[Short task]: State the number of lines that hold the string "shown", with nothing added.

(Data records)
··········

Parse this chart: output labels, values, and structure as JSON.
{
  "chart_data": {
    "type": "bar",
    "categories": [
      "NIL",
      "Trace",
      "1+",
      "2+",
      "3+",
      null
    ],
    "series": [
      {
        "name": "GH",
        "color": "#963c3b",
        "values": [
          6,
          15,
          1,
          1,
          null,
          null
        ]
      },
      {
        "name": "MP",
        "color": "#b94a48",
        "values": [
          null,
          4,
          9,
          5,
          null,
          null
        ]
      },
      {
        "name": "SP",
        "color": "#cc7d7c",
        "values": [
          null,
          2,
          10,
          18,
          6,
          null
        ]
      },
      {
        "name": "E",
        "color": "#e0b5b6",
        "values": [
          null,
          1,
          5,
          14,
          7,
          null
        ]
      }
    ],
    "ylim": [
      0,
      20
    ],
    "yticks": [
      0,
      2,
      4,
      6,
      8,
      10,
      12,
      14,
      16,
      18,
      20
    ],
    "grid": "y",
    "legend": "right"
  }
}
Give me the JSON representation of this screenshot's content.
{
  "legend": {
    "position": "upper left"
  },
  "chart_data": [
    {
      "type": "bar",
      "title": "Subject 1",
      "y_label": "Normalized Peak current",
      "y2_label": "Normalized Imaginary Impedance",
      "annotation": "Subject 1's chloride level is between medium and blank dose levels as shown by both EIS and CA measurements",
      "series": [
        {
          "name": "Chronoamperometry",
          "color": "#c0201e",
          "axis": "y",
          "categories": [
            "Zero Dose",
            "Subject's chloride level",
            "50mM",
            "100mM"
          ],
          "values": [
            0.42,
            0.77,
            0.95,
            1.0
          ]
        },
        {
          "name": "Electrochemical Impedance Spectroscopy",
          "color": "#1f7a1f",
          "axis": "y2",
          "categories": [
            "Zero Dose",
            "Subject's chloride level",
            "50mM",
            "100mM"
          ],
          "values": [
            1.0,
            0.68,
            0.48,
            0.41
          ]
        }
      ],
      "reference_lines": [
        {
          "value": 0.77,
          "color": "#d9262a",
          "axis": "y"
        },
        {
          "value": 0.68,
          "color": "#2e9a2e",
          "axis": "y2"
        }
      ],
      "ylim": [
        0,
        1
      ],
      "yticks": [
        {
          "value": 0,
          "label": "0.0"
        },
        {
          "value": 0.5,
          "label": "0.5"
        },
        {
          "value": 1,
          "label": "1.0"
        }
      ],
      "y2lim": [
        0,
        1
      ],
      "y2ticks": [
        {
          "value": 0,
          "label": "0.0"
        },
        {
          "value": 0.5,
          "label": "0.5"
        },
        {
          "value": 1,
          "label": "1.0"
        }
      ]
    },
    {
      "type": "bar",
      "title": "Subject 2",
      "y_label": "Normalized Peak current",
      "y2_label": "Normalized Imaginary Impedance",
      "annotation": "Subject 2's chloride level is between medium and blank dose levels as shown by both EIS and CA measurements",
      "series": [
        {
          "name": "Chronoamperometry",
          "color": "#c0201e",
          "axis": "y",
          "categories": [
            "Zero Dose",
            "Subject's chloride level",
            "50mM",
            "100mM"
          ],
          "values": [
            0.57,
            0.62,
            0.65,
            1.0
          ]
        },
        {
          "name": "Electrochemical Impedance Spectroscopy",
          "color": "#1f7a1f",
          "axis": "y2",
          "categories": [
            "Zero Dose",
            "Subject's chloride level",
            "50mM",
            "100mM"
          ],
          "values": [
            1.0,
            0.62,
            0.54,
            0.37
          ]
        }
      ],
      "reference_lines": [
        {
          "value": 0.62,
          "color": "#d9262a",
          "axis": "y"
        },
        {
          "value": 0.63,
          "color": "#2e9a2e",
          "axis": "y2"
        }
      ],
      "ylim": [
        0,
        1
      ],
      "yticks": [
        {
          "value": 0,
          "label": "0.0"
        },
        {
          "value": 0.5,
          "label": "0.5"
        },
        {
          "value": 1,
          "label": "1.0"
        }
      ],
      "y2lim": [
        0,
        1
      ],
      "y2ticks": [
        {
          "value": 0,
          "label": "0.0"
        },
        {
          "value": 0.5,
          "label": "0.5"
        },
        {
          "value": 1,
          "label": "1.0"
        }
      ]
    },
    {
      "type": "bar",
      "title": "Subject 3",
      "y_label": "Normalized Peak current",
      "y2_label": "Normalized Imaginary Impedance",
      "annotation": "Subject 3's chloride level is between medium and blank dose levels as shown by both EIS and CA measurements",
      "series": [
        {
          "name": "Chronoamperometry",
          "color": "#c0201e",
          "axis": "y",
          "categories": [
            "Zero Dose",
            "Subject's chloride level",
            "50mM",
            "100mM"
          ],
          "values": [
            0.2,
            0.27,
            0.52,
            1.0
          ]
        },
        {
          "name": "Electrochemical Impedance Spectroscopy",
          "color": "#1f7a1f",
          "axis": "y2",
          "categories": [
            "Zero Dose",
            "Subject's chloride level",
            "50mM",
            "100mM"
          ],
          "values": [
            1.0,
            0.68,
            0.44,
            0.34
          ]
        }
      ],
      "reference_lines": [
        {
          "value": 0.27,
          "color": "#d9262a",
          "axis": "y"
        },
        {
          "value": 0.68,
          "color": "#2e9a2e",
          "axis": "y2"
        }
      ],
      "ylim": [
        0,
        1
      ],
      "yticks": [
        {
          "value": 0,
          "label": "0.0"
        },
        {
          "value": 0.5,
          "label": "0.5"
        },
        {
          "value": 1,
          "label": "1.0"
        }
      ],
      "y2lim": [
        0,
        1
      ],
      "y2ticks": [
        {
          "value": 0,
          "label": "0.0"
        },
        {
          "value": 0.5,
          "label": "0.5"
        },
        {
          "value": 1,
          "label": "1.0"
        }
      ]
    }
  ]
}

··········

[Result for this task]: 3